- **WHAT IS REQUIRED**
Output the material below in its entirety, exactly as given.

Stored entries:
--------------------------------------------------

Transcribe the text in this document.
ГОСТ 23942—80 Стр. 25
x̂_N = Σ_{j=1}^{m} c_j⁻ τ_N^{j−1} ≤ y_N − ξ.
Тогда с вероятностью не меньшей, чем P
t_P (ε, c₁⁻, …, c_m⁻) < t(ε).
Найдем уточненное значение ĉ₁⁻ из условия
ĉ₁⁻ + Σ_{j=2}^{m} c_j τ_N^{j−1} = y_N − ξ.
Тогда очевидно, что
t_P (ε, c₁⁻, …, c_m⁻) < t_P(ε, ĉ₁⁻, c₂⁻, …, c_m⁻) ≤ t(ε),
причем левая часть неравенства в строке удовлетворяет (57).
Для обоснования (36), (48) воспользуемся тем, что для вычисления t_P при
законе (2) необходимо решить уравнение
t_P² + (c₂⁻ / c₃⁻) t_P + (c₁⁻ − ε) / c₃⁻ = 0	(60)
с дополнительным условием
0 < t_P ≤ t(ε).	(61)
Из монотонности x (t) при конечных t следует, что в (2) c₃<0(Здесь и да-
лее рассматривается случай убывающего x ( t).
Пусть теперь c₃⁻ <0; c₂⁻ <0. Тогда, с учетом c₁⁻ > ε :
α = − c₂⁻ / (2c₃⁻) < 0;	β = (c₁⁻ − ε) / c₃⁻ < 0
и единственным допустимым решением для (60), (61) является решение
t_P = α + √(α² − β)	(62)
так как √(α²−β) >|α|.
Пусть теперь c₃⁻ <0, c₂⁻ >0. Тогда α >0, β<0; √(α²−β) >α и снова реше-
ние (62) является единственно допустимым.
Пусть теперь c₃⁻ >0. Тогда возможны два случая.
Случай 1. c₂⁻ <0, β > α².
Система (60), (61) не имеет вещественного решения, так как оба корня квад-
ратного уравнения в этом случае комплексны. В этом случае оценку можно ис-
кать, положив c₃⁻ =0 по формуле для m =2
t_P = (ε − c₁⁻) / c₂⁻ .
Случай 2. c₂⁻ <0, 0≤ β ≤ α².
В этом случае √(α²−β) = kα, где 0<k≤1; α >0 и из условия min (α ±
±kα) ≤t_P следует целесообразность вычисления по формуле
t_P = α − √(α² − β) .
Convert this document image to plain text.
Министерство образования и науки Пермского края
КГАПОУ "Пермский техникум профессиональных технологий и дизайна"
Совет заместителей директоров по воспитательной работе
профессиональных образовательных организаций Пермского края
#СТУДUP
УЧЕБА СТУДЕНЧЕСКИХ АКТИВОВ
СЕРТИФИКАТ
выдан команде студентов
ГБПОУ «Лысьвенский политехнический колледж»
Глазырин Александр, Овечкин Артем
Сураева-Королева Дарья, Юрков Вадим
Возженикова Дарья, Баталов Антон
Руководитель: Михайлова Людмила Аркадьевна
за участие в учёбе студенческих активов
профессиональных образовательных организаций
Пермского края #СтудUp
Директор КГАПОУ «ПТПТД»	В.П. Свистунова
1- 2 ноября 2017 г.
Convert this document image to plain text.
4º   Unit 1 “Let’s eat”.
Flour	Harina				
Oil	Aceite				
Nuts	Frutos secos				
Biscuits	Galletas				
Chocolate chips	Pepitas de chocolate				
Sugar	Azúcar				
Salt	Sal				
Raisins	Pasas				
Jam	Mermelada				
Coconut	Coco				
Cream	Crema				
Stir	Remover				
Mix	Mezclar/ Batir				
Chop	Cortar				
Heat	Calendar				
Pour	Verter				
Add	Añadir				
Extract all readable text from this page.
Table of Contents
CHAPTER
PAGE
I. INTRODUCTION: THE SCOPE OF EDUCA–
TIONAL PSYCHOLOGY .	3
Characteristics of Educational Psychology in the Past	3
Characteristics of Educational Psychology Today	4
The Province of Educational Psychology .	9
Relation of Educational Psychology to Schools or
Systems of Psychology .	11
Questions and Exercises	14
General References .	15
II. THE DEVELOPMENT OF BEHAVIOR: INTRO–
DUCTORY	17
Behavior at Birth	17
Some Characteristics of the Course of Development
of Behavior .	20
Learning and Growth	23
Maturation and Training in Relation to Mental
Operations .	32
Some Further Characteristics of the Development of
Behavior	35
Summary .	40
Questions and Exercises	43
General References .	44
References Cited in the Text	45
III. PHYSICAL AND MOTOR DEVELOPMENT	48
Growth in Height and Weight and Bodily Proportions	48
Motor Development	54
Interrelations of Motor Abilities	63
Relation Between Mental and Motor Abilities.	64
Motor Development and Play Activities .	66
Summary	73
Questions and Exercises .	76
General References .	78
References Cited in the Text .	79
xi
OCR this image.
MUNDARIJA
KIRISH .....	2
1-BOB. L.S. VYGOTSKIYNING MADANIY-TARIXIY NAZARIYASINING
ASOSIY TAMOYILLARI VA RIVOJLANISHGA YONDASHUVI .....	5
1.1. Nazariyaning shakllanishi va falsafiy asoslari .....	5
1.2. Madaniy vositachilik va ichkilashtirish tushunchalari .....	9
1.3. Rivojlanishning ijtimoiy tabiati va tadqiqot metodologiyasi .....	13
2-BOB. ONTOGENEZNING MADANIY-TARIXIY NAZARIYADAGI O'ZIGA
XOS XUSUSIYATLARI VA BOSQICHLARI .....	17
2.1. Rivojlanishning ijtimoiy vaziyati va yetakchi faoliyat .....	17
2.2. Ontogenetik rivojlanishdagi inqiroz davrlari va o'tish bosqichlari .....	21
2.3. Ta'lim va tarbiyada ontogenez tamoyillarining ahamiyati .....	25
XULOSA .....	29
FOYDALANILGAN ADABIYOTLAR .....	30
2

--------------------------------------------------

- **SOLUTION TO THIS EXERCISE**
Transcribe the text in this document.
ГОСТ 23942—80 Стр. 25
x̂_N = Σ_{j=1}^{m} c_j⁻ τ_N^{j−1} ≤ y_N − ξ.
Тогда с вероятностью не меньшей, чем P
t_P (ε, c₁⁻, …, c_m⁻) < t(ε).
Найдем уточненное значение ĉ₁⁻ из условия
ĉ₁⁻ + Σ_{j=2}^{m} c_j τ_N^{j−1} = y_N − ξ.
Тогда очевидно, что
t_P (ε, c₁⁻, …, c_m⁻) < t_P(ε, ĉ₁⁻, c₂⁻, …, c_m⁻) ≤ t(ε),
причем левая часть неравенства в строке удовлетворяет (57).
Для обоснования (36), (48) воспользуемся тем, что для вычисления t_P при
законе (2) необходимо решить уравнение
t_P² + (c₂⁻ / c₃⁻) t_P + (c₁⁻ − ε) / c₃⁻ = 0	(60)
с дополнительным условием
0 < t_P ≤ t(ε).	(61)
Из монотонности x (t) при конечных t следует, что в (2) c₃<0(Здесь и да-
лее рассматривается случай убывающего x ( t).
Пусть теперь c₃⁻ <0; c₂⁻ <0. Тогда, с учетом c₁⁻ > ε :
α = − c₂⁻ / (2c₃⁻) < 0;	β = (c₁⁻ − ε) / c₃⁻ < 0
и единственным допустимым решением для (60), (61) является решение
t_P = α + √(α² − β)	(62)
так как √(α²−β) >|α|.
Пусть теперь c₃⁻ <0, c₂⁻ >0. Тогда α >0, β<0; √(α²−β) >α и снова реше-
ние (62) является единственно допустимым.
Пусть теперь c₃⁻ >0. Тогда возможны два случая.
Случай 1. c₂⁻ <0, β > α².
Система (60), (61) не имеет вещественного решения, так как оба корня квад-
ратного уравнения в этом случае комплексны. В этом случае оценку можно ис-
кать, положив c₃⁻ =0 по формуле для m =2
t_P = (ε − c₁⁻) / c₂⁻ .
Случай 2. c₂⁻ <0, 0≤ β ≤ α².
В этом случае √(α²−β) = kα, где 0<k≤1; α >0 и из условия min (α ±
±kα) ≤t_P следует целесообразность вычисления по формуле
t_P = α − √(α² − β) .
Convert this document image to plain text.
Министерство образования и науки Пермского края
КГАПОУ "Пермский техникум профессиональных технологий и дизайна"
Совет заместителей директоров по воспитательной работе
профессиональных образовательных организаций Пермского края
#СТУДUP
УЧЕБА СТУДЕНЧЕСКИХ АКТИВОВ
СЕРТИФИКАТ
выдан команде студентов
ГБПОУ «Лысьвенский политехнический колледж»
Глазырин Александр, Овечкин Артем
Сураева-Королева Дарья, Юрков Вадим
Возженикова Дарья, Баталов Антон
Руководитель: Михайлова Людмила Аркадьевна
за участие в учёбе студенческих активов
профессиональных образовательных организаций
Пермского края #СтудUp
Директор КГАПОУ «ПТПТД»	В.П. Свистунова
1- 2 ноября 2017 г.
Convert this document image to plain text.
4º   Unit 1 “Let’s eat”.
Flour	Harina				
Oil	Aceite				
Nuts	Frutos secos				
Biscuits	Galletas				
Chocolate chips	Pepitas de chocolate				
Sugar	Azúcar				
Salt	Sal				
Raisins	Pasas				
Jam	Mermelada				
Coconut	Coco				
Cream	Crema				
Stir	Remover				
Mix	Mezclar/ Batir				
Chop	Cortar				
Heat	Calendar				
Pour	Verter				
Add	Añadir				
Extract all readable text from this page.
Table of Contents
CHAPTER
PAGE
I. INTRODUCTION: THE SCOPE OF EDUCA–
TIONAL PSYCHOLOGY .	3
Characteristics of Educational Psychology in the Past	3
Characteristics of Educational Psychology Today	4
The Province of Educational Psychology .	9
Relation of Educational Psychology to Schools or
Systems of Psychology .	11
Questions and Exercises	14
General References .	15
II. THE DEVELOPMENT OF BEHAVIOR: INTRO–
DUCTORY	17
Behavior at Birth	17
Some Characteristics of the Course of Development
of Behavior .	20
Learning and Growth	23
Maturation and Training in Relation to Mental
Operations .	32
Some Further Characteristics of the Development of
Behavior	35
Summary .	40
Questions and Exercises	43
General References .	44
References Cited in the Text	45
III. PHYSICAL AND MOTOR DEVELOPMENT	48
Growth in Height and Weight and Bodily Proportions	48
Motor Development	54
Interrelations of Motor Abilities	63
Relation Between Mental and Motor Abilities.	64
Motor Development and Play Activities .	66
Summary	73
Questions and Exercises .	76
General References .	78
References Cited in the Text .	79
xi
OCR this image.
MUNDARIJA
KIRISH .....	2
1-BOB. L.S. VYGOTSKIYNING MADANIY-TARIXIY NAZARIYASINING
ASOSIY TAMOYILLARI VA RIVOJLANISHGA YONDASHUVI .....	5
1.1. Nazariyaning shakllanishi va falsafiy asoslari .....	5
1.2. Madaniy vositachilik va ichkilashtirish tushunchalari .....	9
1.3. Rivojlanishning ijtimoiy tabiati va tadqiqot metodologiyasi .....	13
2-BOB. ONTOGENEZNING MADANIY-TARIXIY NAZARIYADAGI O'ZIGA
XOS XUSUSIYATLARI VA BOSQICHLARI .....	17
2.1. Rivojlanishning ijtimoiy vaziyati va yetakchi faoliyat .....	17
2.2. Ontogenetik rivojlanishdagi inqiroz davrlari va o'tish bosqichlari .....	21
2.3. Ta'lim va tarbiyada ontogenez tamoyillarining ahamiyati .....	25
XULOSA .....	29
FOYDALANILGAN ADABIYOTLAR .....	30
2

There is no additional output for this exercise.